> **DATA IN THIS EXERCISE**

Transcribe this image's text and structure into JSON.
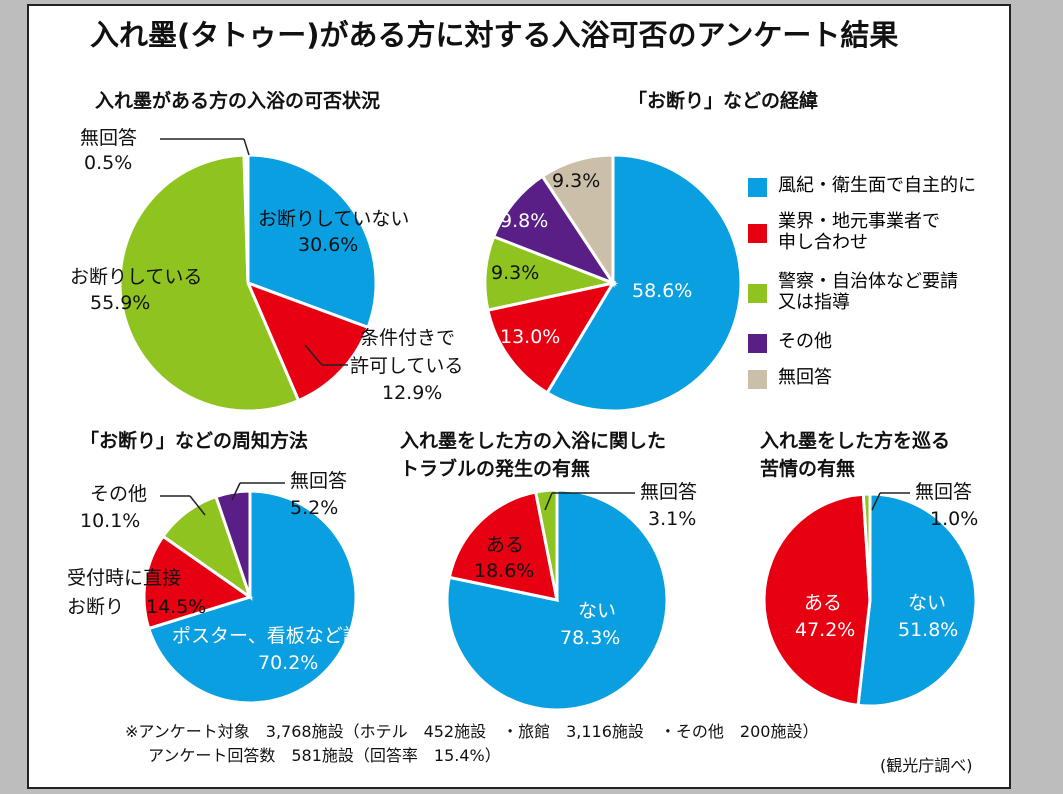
{
  "title": "入れ墨(タトゥー)がある方に対する入浴可否のアンケート結果",
  "colors": {
    "blue": "#0a9fe0",
    "red": "#e60012",
    "green": "#8fc31f",
    "purple": "#5a1f86",
    "beige": "#cbbfa9",
    "white": "#ffffff"
  },
  "chart_data": [
    {
      "type": "pie",
      "title": "入れ墨がある方の入浴の可否状況",
      "start": "12 o'clock, clockwise",
      "slices": [
        {
          "label": "お断りしていない",
          "value": 30.6,
          "color": "blue"
        },
        {
          "label": "条件付きで許可している",
          "value": 12.9,
          "color": "red"
        },
        {
          "label": "お断りしている",
          "value": 55.9,
          "color": "green"
        },
        {
          "label": "無回答",
          "value": 0.5,
          "color": "white"
        }
      ],
      "labels": {
        "s0": "お断りしていない",
        "v0": "30.6%",
        "s1a": "条件付きで",
        "s1b": "許可している",
        "v1": "12.9%",
        "s2": "お断りしている",
        "v2": "55.9%",
        "s3": "無回答",
        "v3": "0.5%"
      }
    },
    {
      "type": "pie",
      "title": "「お断り」などの経緯",
      "legend": "right",
      "slices": [
        {
          "label": "風紀・衛生面で自主的に",
          "value": 58.6,
          "color": "blue"
        },
        {
          "label": "業界・地元事業者で申し合わせ",
          "value": 13.0,
          "color": "red"
        },
        {
          "label": "警察・自治体など要請又は指導",
          "value": 9.3,
          "color": "green"
        },
        {
          "label": "その他",
          "value": 9.8,
          "color": "purple"
        },
        {
          "label": "無回答",
          "value": 9.3,
          "color": "beige"
        }
      ],
      "labels": {
        "v0": "58.6%",
        "v1": "13.0%",
        "v2": "9.3%",
        "v3": "9.8%",
        "v4": "9.3%"
      },
      "legend_items": [
        {
          "a": "風紀・衛生面で自主的に",
          "b": ""
        },
        {
          "a": "業界・地元事業者で",
          "b": "申し合わせ"
        },
        {
          "a": "警察・自治体など要請",
          "b": "又は指導"
        },
        {
          "a": "その他",
          "b": ""
        },
        {
          "a": "無回答",
          "b": ""
        }
      ]
    },
    {
      "type": "pie",
      "title": "「お断り」などの周知方法",
      "slices": [
        {
          "label": "ポスター、看板など設置",
          "value": 70.2,
          "color": "blue"
        },
        {
          "label": "受付時に直接お断り",
          "value": 14.5,
          "color": "red"
        },
        {
          "label": "その他",
          "value": 10.1,
          "color": "green"
        },
        {
          "label": "無回答",
          "value": 5.2,
          "color": "purple"
        }
      ],
      "labels": {
        "s0": "ポスター、看板など設置",
        "v0": "70.2%",
        "s1a": "受付時に直接",
        "s1b": "お断り",
        "v1": "14.5%",
        "s2": "その他",
        "v2": "10.1%",
        "s3": "無回答",
        "v3": "5.2%"
      }
    },
    {
      "type": "pie",
      "title": "入れ墨をした方の入浴に関したトラブルの発生の有無",
      "title_lines": [
        "入れ墨をした方の入浴に関した",
        "トラブルの発生の有無"
      ],
      "slices": [
        {
          "label": "ない",
          "value": 78.3,
          "color": "blue"
        },
        {
          "label": "ある",
          "value": 18.6,
          "color": "red"
        },
        {
          "label": "無回答",
          "value": 3.1,
          "color": "green"
        }
      ],
      "labels": {
        "s0": "ない",
        "v0": "78.3%",
        "s1": "ある",
        "v1": "18.6%",
        "s2": "無回答",
        "v2": "3.1%"
      }
    },
    {
      "type": "pie",
      "title": "入れ墨をした方を巡る苦情の有無",
      "title_lines": [
        "入れ墨をした方を巡る",
        "苦情の有無"
      ],
      "slices": [
        {
          "label": "ない",
          "value": 51.8,
          "color": "blue"
        },
        {
          "label": "ある",
          "value": 47.2,
          "color": "red"
        },
        {
          "label": "無回答",
          "value": 1.0,
          "color": "green"
        }
      ],
      "labels": {
        "s0": "ない",
        "v0": "51.8%",
        "s1": "ある",
        "v1": "47.2%",
        "s2": "無回答",
        "v2": "1.0%"
      }
    }
  ],
  "footer": {
    "line1": "※アンケート対象　3,768施設（ホテル　452施設　・旅館　3,116施設　・その他　200施設）",
    "line2": "アンケート回答数　581施設（回答率　15.4%）",
    "source": "(観光庁調べ)"
  }
}
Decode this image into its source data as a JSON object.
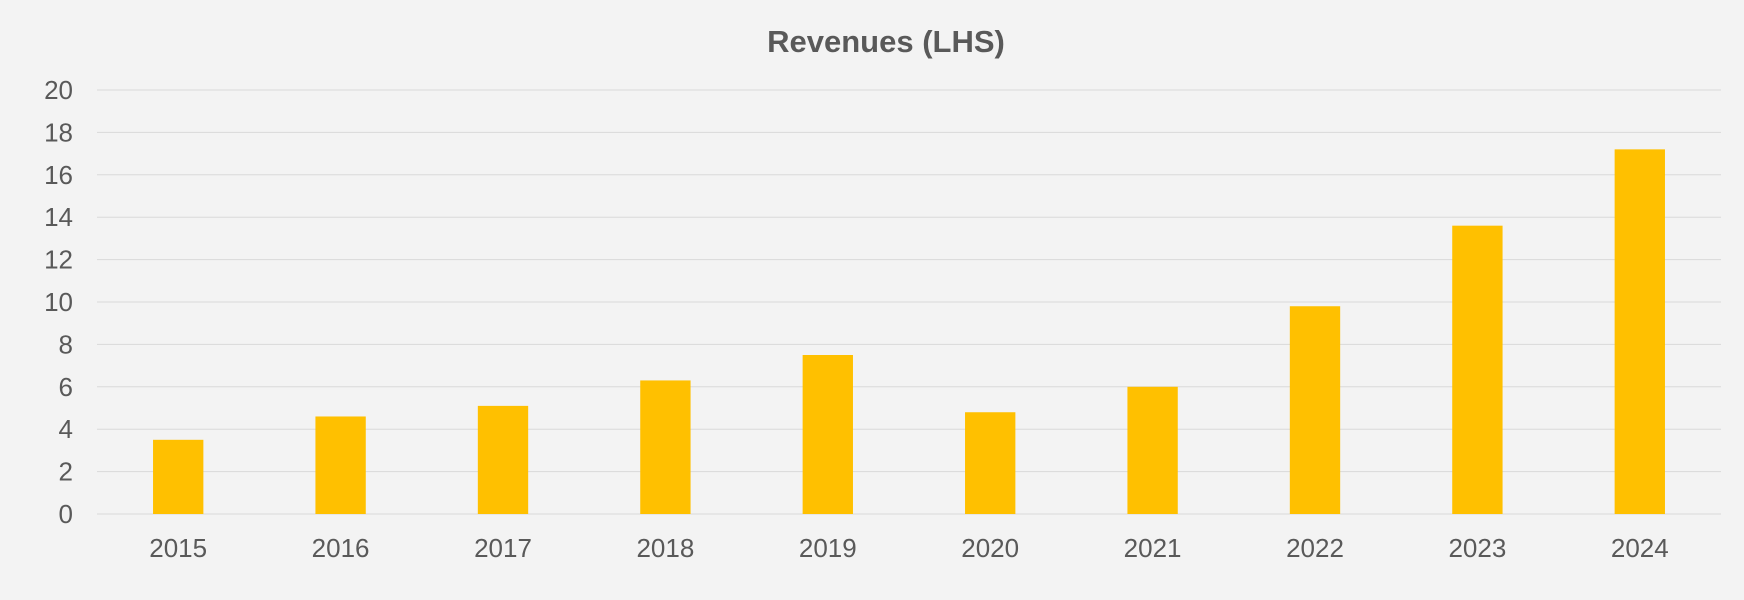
{
  "chart_data": {
    "type": "bar",
    "title": "Revenues (LHS)",
    "xlabel": "",
    "ylabel": "",
    "categories": [
      "2015",
      "2016",
      "2017",
      "2018",
      "2019",
      "2020",
      "2021",
      "2022",
      "2023",
      "2024"
    ],
    "values": [
      3.5,
      4.6,
      5.1,
      6.3,
      7.5,
      4.8,
      6.0,
      9.8,
      13.6,
      17.2
    ],
    "ylim": [
      0,
      20
    ],
    "yticks": [
      "0",
      "2",
      "4",
      "6",
      "8",
      "10",
      "12",
      "14",
      "16",
      "18",
      "20"
    ],
    "grid": true,
    "legend": "none",
    "colors": {
      "bar": "#ffc000",
      "grid": "#d9d9d9",
      "text": "#595959",
      "background": "#f3f3f3"
    }
  }
}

> **STATED EXERCISE**
Without the pictures, output the full listing exactly as it stands.

> **ANSWER TO THIS PROBLEM**
Transcribe this image's text and structure into JSON.
{
  "title": "入れ墨(タトゥー)がある方に対する入浴可否のアンケート結果",
  "colors": {
    "blue": "#0a9fe0",
    "red": "#e60012",
    "green": "#8fc31f",
    "purple": "#5a1f86",
    "beige": "#cbbfa9",
    "white": "#ffffff"
  },
  "chart_data": [
    {
      "type": "pie",
      "title": "入れ墨がある方の入浴の可否状況",
      "start": "12 o'clock, clockwise",
      "slices": [
        {
          "label": "お断りしていない",
          "value": 30.6,
          "color": "blue"
        },
        {
          "label": "条件付きで許可している",
          "value": 12.9,
          "color": "red"
        },
        {
          "label": "お断りしている",
          "value": 55.9,
          "color": "green"
        },
        {
          "label": "無回答",
          "value": 0.5,
          "color": "white"
        }
      ],
      "labels": {
        "s0": "お断りしていない",
        "v0": "30.6%",
        "s1a": "条件付きで",
        "s1b": "許可している",
        "v1": "12.9%",
        "s2": "お断りしている",
        "v2": "55.9%",
        "s3": "無回答",
        "v3": "0.5%"
      }
    },
    {
      "type": "pie",
      "title": "「お断り」などの経緯",
      "legend": "right",
      "slices": [
        {
          "label": "風紀・衛生面で自主的に",
          "value": 58.6,
          "color": "blue"
        },
        {
          "label": "業界・地元事業者で申し合わせ",
          "value": 13.0,
          "color": "red"
        },
        {
          "label": "警察・自治体など要請又は指導",
          "value": 9.3,
          "color": "green"
        },
        {
          "label": "その他",
          "value": 9.8,
          "color": "purple"
        },
        {
          "label": "無回答",
          "value": 9.3,
          "color": "beige"
        }
      ],
      "labels": {
        "v0": "58.6%",
        "v1": "13.0%",
        "v2": "9.3%",
        "v3": "9.8%",
        "v4": "9.3%"
      },
      "legend_items": [
        {
          "a": "風紀・衛生面で自主的に",
          "b": ""
        },
        {
          "a": "業界・地元事業者で",
          "b": "申し合わせ"
        },
        {
          "a": "警察・自治体など要請",
          "b": "又は指導"
        },
        {
          "a": "その他",
          "b": ""
        },
        {
          "a": "無回答",
          "b": ""
        }
      ]
    },
    {
      "type": "pie",
      "title": "「お断り」などの周知方法",
      "slices": [
        {
          "label": "ポスター、看板など設置",
          "value": 70.2,
          "color": "blue"
        },
        {
          "label": "受付時に直接お断り",
          "value": 14.5,
          "color": "red"
        },
        {
          "label": "その他",
          "value": 10.1,
          "color": "green"
        },
        {
          "label": "無回答",
          "value": 5.2,
          "color": "purple"
        }
      ],
      "labels": {
        "s0": "ポスター、看板など設置",
        "v0": "70.2%",
        "s1a": "受付時に直接",
        "s1b": "お断り",
        "v1": "14.5%",
        "s2": "その他",
        "v2": "10.1%",
        "s3": "無回答",
        "v3": "5.2%"
      }
    },
    {
      "type": "pie",
      "title": "入れ墨をした方の入浴に関したトラブルの発生の有無",
      "title_lines": [
        "入れ墨をした方の入浴に関した",
        "トラブルの発生の有無"
      ],
      "slices": [
        {
          "label": "ない",
          "value": 78.3,
          "color": "blue"
        },
        {
          "label": "ある",
          "value": 18.6,
          "color": "red"
        },
        {
          "label": "無回答",
          "value": 3.1,
          "color": "green"
        }
      ],
      "labels": {
        "s0": "ない",
        "v0": "78.3%",
        "s1": "ある",
        "v1": "18.6%",
        "s2": "無回答",
        "v2": "3.1%"
      }
    },
    {
      "type": "pie",
      "title": "入れ墨をした方を巡る苦情の有無",
      "title_lines": [
        "入れ墨をした方を巡る",
        "苦情の有無"
      ],
      "slices": [
        {
          "label": "ない",
          "value": 51.8,
          "color": "blue"
        },
        {
          "label": "ある",
          "value": 47.2,
          "color": "red"
        },
        {
          "label": "無回答",
          "value": 1.0,
          "color": "green"
        }
      ],
      "labels": {
        "s0": "ない",
        "v0": "51.8%",
        "s1": "ある",
        "v1": "47.2%",
        "s2": "無回答",
        "v2": "1.0%"
      }
    }
  ],
  "footer": {
    "line1": "※アンケート対象　3,768施設（ホテル　452施設　・旅館　3,116施設　・その他　200施設）",
    "line2": "アンケート回答数　581施設（回答率　15.4%）",
    "source": "(観光庁調べ)"
  }
}
Decode this image into its source data as a JSON object.
{
  "chart_data": {
    "type": "bar",
    "title": "Revenues (LHS)",
    "xlabel": "",
    "ylabel": "",
    "categories": [
      "2015",
      "2016",
      "2017",
      "2018",
      "2019",
      "2020",
      "2021",
      "2022",
      "2023",
      "2024"
    ],
    "values": [
      3.5,
      4.6,
      5.1,
      6.3,
      7.5,
      4.8,
      6.0,
      9.8,
      13.6,
      17.2
    ],
    "ylim": [
      0,
      20
    ],
    "yticks": [
      "0",
      "2",
      "4",
      "6",
      "8",
      "10",
      "12",
      "14",
      "16",
      "18",
      "20"
    ],
    "grid": true,
    "legend": "none",
    "colors": {
      "bar": "#ffc000",
      "grid": "#d9d9d9",
      "text": "#595959",
      "background": "#f3f3f3"
    }
  }
}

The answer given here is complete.